_Material to process_
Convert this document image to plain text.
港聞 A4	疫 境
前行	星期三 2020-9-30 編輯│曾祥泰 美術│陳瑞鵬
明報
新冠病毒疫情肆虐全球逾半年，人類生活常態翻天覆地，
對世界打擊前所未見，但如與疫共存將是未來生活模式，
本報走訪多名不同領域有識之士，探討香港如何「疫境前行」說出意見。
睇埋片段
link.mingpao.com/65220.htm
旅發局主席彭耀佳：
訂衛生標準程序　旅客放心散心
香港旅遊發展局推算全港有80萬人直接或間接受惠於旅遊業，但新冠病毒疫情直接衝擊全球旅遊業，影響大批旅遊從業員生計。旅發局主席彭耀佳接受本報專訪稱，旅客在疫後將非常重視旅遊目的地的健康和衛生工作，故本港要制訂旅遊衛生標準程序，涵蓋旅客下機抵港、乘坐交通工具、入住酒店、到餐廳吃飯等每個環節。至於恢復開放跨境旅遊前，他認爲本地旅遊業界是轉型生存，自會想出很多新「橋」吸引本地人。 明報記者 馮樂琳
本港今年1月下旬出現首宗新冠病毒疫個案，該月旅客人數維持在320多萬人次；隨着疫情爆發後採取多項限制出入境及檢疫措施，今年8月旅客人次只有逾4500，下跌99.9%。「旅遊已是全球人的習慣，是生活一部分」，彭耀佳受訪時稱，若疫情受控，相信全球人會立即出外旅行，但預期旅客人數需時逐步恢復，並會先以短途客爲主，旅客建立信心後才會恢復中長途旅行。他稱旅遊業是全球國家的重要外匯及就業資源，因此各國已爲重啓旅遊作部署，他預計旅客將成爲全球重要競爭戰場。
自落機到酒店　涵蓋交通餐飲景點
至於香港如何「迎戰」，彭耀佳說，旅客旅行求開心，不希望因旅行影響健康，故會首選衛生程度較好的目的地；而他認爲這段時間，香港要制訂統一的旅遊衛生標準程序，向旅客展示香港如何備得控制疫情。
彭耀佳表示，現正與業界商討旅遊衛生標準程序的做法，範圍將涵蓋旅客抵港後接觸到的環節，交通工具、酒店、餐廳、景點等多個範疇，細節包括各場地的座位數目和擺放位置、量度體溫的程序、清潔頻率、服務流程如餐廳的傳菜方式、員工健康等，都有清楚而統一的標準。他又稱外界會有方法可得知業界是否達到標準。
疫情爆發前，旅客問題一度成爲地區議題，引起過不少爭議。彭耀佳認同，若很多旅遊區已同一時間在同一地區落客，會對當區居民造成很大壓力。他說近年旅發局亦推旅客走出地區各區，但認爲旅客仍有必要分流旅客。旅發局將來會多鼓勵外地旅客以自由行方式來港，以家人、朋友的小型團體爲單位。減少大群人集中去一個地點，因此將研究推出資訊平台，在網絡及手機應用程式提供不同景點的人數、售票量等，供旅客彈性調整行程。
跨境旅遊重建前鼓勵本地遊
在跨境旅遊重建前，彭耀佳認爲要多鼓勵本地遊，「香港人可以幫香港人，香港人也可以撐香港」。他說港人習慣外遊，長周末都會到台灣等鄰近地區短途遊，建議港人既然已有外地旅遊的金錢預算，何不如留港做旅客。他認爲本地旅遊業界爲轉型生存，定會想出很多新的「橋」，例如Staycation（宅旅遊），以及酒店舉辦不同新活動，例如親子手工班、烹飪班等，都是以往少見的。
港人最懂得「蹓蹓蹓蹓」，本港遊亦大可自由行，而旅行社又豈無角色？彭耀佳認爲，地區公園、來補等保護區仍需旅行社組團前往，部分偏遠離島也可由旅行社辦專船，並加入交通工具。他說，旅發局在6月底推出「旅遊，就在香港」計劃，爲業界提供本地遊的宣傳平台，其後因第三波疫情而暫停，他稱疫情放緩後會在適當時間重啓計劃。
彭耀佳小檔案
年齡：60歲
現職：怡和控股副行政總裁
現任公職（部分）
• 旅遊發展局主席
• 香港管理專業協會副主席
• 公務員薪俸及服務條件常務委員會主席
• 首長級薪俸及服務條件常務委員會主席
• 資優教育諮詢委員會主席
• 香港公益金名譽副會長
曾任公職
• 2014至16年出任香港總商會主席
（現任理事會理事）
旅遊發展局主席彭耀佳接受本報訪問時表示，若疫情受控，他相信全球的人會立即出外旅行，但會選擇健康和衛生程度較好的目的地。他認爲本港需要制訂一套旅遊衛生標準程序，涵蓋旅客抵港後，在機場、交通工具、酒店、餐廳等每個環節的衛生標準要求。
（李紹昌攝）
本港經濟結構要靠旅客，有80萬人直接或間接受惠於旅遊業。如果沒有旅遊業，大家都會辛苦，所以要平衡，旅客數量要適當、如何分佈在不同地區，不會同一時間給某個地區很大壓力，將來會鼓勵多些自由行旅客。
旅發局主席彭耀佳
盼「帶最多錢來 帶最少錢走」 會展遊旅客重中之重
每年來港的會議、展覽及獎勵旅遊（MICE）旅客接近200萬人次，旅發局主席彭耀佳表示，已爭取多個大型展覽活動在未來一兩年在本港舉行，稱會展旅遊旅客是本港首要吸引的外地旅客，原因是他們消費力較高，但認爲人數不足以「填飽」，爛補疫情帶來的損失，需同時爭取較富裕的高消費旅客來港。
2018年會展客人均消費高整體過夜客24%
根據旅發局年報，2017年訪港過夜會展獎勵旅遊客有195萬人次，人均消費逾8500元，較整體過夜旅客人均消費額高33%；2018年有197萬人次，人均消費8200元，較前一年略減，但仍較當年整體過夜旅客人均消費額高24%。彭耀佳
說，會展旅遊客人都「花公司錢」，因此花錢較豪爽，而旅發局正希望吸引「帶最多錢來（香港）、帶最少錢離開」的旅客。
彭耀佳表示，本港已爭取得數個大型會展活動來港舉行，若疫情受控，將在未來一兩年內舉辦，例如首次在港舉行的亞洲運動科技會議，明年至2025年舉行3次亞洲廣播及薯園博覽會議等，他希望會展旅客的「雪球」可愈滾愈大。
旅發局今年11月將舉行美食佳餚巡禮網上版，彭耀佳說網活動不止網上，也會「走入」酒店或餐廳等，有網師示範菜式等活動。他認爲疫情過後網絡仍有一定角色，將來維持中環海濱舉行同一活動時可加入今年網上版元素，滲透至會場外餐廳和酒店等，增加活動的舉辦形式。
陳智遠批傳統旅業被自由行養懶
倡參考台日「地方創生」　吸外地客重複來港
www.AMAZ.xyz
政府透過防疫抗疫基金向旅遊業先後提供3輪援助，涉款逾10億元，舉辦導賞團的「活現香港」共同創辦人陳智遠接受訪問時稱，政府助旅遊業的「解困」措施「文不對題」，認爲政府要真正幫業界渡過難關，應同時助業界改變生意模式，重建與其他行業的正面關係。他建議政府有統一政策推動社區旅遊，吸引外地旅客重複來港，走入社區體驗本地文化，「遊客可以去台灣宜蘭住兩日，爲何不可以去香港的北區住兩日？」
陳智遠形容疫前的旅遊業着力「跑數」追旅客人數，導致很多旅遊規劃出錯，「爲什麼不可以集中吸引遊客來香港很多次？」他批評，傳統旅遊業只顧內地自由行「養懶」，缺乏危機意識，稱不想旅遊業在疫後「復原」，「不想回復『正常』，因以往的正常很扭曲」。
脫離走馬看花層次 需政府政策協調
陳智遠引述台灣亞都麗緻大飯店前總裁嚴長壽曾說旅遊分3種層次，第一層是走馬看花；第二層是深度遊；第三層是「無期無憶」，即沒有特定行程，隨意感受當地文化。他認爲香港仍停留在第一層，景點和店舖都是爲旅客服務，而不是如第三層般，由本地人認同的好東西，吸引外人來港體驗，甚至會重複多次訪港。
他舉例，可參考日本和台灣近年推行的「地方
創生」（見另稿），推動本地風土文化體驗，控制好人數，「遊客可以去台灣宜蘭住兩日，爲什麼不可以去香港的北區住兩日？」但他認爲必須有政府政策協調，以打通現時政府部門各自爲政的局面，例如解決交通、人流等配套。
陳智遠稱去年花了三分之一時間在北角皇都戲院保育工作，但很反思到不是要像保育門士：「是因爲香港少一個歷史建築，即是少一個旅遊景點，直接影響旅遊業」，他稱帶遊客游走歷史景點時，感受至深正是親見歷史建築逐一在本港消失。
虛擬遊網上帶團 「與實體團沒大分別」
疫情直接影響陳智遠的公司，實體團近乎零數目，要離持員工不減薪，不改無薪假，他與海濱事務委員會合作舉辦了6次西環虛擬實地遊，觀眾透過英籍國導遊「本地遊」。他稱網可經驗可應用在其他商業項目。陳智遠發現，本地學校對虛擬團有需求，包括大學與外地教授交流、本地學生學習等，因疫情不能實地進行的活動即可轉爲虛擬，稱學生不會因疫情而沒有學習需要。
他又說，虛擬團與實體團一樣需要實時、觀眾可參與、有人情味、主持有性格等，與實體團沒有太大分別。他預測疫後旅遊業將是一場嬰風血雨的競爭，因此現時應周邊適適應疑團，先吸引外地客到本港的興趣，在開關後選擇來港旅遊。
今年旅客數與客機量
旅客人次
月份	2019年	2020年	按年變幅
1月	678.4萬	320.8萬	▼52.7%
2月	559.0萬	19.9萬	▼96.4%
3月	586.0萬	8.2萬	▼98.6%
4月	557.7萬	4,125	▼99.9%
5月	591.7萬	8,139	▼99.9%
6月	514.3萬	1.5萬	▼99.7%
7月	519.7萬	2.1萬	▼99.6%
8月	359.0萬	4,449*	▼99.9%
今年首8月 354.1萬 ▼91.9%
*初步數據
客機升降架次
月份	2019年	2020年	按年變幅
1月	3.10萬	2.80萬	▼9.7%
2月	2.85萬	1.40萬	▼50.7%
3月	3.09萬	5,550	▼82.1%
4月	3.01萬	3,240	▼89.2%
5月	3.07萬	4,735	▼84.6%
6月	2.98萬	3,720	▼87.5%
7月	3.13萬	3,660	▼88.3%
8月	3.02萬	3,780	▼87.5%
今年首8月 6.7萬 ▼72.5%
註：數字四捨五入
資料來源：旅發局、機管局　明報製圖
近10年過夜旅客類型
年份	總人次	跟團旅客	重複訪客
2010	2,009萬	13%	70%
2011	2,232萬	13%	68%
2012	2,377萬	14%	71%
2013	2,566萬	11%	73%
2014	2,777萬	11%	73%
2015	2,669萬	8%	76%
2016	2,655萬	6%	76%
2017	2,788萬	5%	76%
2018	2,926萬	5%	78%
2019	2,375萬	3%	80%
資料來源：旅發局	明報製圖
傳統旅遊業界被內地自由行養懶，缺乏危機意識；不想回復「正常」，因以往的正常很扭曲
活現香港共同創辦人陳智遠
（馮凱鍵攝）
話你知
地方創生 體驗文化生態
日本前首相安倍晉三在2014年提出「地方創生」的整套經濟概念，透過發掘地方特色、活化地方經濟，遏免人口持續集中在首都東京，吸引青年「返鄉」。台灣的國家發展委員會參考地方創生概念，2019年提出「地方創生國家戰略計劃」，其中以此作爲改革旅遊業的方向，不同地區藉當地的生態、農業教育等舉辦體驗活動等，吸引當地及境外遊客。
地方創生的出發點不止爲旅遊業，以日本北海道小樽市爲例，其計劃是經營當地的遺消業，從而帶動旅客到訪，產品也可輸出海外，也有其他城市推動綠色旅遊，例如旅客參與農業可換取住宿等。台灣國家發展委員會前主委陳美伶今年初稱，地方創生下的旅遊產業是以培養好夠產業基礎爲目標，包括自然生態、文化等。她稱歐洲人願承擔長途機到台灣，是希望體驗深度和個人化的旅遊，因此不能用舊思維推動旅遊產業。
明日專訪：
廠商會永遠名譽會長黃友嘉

_Do this_
State the number of lines in the records that contain the string "若疫情受控", and nothing more.

_Output of the exercise_
3